◆ Exercise brief ◆
Repeat the whole listing exactly as written.

◆ Input records ◆
────────────────

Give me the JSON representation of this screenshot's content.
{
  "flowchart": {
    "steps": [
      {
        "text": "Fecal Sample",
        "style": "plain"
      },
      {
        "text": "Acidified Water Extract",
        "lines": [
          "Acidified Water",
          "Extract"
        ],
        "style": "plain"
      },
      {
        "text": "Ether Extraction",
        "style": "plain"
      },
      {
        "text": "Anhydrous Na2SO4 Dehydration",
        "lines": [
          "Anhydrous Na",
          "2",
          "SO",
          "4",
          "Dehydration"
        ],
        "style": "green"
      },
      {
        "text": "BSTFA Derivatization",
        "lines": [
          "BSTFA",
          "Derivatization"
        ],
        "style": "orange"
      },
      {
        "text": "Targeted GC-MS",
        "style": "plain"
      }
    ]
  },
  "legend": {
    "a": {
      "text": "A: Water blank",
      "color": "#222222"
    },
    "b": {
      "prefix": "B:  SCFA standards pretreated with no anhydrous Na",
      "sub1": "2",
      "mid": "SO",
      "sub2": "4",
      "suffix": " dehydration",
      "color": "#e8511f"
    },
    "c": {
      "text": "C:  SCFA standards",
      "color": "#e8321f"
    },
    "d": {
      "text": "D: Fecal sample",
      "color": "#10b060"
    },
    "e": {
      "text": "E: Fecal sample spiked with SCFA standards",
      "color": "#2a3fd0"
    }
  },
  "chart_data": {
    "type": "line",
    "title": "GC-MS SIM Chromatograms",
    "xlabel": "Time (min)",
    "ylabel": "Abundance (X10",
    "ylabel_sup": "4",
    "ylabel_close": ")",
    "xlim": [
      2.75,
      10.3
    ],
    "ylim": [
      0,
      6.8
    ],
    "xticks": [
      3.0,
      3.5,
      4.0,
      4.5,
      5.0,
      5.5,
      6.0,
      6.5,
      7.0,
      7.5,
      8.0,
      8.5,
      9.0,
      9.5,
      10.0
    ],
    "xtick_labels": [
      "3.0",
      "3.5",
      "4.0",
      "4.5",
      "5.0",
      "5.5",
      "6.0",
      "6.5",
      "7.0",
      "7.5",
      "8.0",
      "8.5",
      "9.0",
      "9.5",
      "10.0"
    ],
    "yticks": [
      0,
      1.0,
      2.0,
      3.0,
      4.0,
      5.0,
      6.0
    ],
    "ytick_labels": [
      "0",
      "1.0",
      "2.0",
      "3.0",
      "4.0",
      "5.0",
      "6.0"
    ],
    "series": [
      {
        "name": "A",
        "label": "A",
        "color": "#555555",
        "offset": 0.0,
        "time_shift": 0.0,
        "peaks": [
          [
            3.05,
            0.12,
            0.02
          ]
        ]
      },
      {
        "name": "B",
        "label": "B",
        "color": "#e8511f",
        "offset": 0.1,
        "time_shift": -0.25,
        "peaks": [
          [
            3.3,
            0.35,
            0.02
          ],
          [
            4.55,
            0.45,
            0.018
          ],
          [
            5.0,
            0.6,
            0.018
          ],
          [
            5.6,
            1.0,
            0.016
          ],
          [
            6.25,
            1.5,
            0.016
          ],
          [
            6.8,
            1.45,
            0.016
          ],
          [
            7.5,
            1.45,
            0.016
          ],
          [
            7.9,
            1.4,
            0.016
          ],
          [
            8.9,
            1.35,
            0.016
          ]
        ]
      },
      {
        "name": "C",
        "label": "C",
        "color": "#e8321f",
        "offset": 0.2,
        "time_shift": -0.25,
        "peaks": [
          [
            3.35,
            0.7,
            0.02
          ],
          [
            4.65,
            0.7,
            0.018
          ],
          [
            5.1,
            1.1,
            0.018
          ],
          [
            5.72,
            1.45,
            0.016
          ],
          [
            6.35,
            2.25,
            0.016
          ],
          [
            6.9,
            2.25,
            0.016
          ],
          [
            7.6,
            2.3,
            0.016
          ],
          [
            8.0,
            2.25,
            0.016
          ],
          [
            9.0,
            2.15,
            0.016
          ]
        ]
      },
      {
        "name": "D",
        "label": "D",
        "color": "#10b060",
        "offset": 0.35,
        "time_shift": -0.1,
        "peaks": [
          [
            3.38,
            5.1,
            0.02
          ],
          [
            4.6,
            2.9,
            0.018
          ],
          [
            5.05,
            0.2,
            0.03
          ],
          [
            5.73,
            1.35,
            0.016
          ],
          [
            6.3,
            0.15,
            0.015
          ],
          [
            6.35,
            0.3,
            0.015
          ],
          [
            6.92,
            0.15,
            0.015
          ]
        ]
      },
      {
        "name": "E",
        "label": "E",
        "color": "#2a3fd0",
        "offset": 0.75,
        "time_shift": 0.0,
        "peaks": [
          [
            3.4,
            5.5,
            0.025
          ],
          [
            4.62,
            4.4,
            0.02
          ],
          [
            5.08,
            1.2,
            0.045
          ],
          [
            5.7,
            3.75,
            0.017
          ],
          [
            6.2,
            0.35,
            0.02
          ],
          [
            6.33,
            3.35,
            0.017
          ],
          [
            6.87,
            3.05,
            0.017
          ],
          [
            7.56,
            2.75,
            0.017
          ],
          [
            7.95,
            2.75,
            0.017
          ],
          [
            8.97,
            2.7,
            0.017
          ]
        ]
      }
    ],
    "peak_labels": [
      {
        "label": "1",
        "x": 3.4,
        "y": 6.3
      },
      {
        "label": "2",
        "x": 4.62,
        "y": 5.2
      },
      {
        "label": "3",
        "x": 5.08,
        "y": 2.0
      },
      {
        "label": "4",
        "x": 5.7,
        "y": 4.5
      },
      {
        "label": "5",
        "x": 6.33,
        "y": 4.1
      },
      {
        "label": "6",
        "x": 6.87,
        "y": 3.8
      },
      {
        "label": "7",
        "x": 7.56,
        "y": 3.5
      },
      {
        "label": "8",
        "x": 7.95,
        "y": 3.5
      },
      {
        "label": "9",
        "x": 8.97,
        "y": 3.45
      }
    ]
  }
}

────────────────

◆ The output ◆
Give me the JSON representation of this screenshot's content.
{
  "flowchart": {
    "steps": [
      {
        "text": "Fecal Sample",
        "style": "plain"
      },
      {
        "text": "Acidified Water Extract",
        "lines": [
          "Acidified Water",
          "Extract"
        ],
        "style": "plain"
      },
      {
        "text": "Ether Extraction",
        "style": "plain"
      },
      {
        "text": "Anhydrous Na2SO4 Dehydration",
        "lines": [
          "Anhydrous Na",
          "2",
          "SO",
          "4",
          "Dehydration"
        ],
        "style": "green"
      },
      {
        "text": "BSTFA Derivatization",
        "lines": [
          "BSTFA",
          "Derivatization"
        ],
        "style": "orange"
      },
      {
        "text": "Targeted GC-MS",
        "style": "plain"
      }
    ]
  },
  "legend": {
    "a": {
      "text": "A: Water blank",
      "color": "#222222"
    },
    "b": {
      "prefix": "B:  SCFA standards pretreated with no anhydrous Na",
      "sub1": "2",
      "mid": "SO",
      "sub2": "4",
      "suffix": " dehydration",
      "color": "#e8511f"
    },
    "c": {
      "text": "C:  SCFA standards",
      "color": "#e8321f"
    },
    "d": {
      "text": "D: Fecal sample",
      "color": "#10b060"
    },
    "e": {
      "text": "E: Fecal sample spiked with SCFA standards",
      "color": "#2a3fd0"
    }
  },
  "chart_data": {
    "type": "line",
    "title": "GC-MS SIM Chromatograms",
    "xlabel": "Time (min)",
    "ylabel": "Abundance (X10",
    "ylabel_sup": "4",
    "ylabel_close": ")",
    "xlim": [
      2.75,
      10.3
    ],
    "ylim": [
      0,
      6.8
    ],
    "xticks": [
      3.0,
      3.5,
      4.0,
      4.5,
      5.0,
      5.5,
      6.0,
      6.5,
      7.0,
      7.5,
      8.0,
      8.5,
      9.0,
      9.5,
      10.0
    ],
    "xtick_labels": [
      "3.0",
      "3.5",
      "4.0",
      "4.5",
      "5.0",
      "5.5",
      "6.0",
      "6.5",
      "7.0",
      "7.5",
      "8.0",
      "8.5",
      "9.0",
      "9.5",
      "10.0"
    ],
    "yticks": [
      0,
      1.0,
      2.0,
      3.0,
      4.0,
      5.0,
      6.0
    ],
    "ytick_labels": [
      "0",
      "1.0",
      "2.0",
      "3.0",
      "4.0",
      "5.0",
      "6.0"
    ],
    "series": [
      {
        "name": "A",
        "label": "A",
        "color": "#555555",
        "offset": 0.0,
        "time_shift": 0.0,
        "peaks": [
          [
            3.05,
            0.12,
            0.02
          ]
        ]
      },
      {
        "name": "B",
        "label": "B",
        "color": "#e8511f",
        "offset": 0.1,
        "time_shift": -0.25,
        "peaks": [
          [
            3.3,
            0.35,
            0.02
          ],
          [
            4.55,
            0.45,
            0.018
          ],
          [
            5.0,
            0.6,
            0.018
          ],
          [
            5.6,
            1.0,
            0.016
          ],
          [
            6.25,
            1.5,
            0.016
          ],
          [
            6.8,
            1.45,
            0.016
          ],
          [
            7.5,
            1.45,
            0.016
          ],
          [
            7.9,
            1.4,
            0.016
          ],
          [
            8.9,
            1.35,
            0.016
          ]
        ]
      },
      {
        "name": "C",
        "label": "C",
        "color": "#e8321f",
        "offset": 0.2,
        "time_shift": -0.25,
        "peaks": [
          [
            3.35,
            0.7,
            0.02
          ],
          [
            4.65,
            0.7,
            0.018
          ],
          [
            5.1,
            1.1,
            0.018
          ],
          [
            5.72,
            1.45,
            0.016
          ],
          [
            6.35,
            2.25,
            0.016
          ],
          [
            6.9,
            2.25,
            0.016
          ],
          [
            7.6,
            2.3,
            0.016
          ],
          [
            8.0,
            2.25,
            0.016
          ],
          [
            9.0,
            2.15,
            0.016
          ]
        ]
      },
      {
        "name": "D",
        "label": "D",
        "color": "#10b060",
        "offset": 0.35,
        "time_shift": -0.1,
        "peaks": [
          [
            3.38,
            5.1,
            0.02
          ],
          [
            4.6,
            2.9,
            0.018
          ],
          [
            5.05,
            0.2,
            0.03
          ],
          [
            5.73,
            1.35,
            0.016
          ],
          [
            6.3,
            0.15,
            0.015
          ],
          [
            6.35,
            0.3,
            0.015
          ],
          [
            6.92,
            0.15,
            0.015
          ]
        ]
      },
      {
        "name": "E",
        "label": "E",
        "color": "#2a3fd0",
        "offset": 0.75,
        "time_shift": 0.0,
        "peaks": [
          [
            3.4,
            5.5,
            0.025
          ],
          [
            4.62,
            4.4,
            0.02
          ],
          [
            5.08,
            1.2,
            0.045
          ],
          [
            5.7,
            3.75,
            0.017
          ],
          [
            6.2,
            0.35,
            0.02
          ],
          [
            6.33,
            3.35,
            0.017
          ],
          [
            6.87,
            3.05,
            0.017
          ],
          [
            7.56,
            2.75,
            0.017
          ],
          [
            7.95,
            2.75,
            0.017
          ],
          [
            8.97,
            2.7,
            0.017
          ]
        ]
      }
    ],
    "peak_labels": [
      {
        "label": "1",
        "x": 3.4,
        "y": 6.3
      },
      {
        "label": "2",
        "x": 4.62,
        "y": 5.2
      },
      {
        "label": "3",
        "x": 5.08,
        "y": 2.0
      },
      {
        "label": "4",
        "x": 5.7,
        "y": 4.5
      },
      {
        "label": "5",
        "x": 6.33,
        "y": 4.1
      },
      {
        "label": "6",
        "x": 6.87,
        "y": 3.8
      },
      {
        "label": "7",
        "x": 7.56,
        "y": 3.5
      },
      {
        "label": "8",
        "x": 7.95,
        "y": 3.5
      },
      {
        "label": "9",
        "x": 8.97,
        "y": 3.45
      }
    ]
  }
}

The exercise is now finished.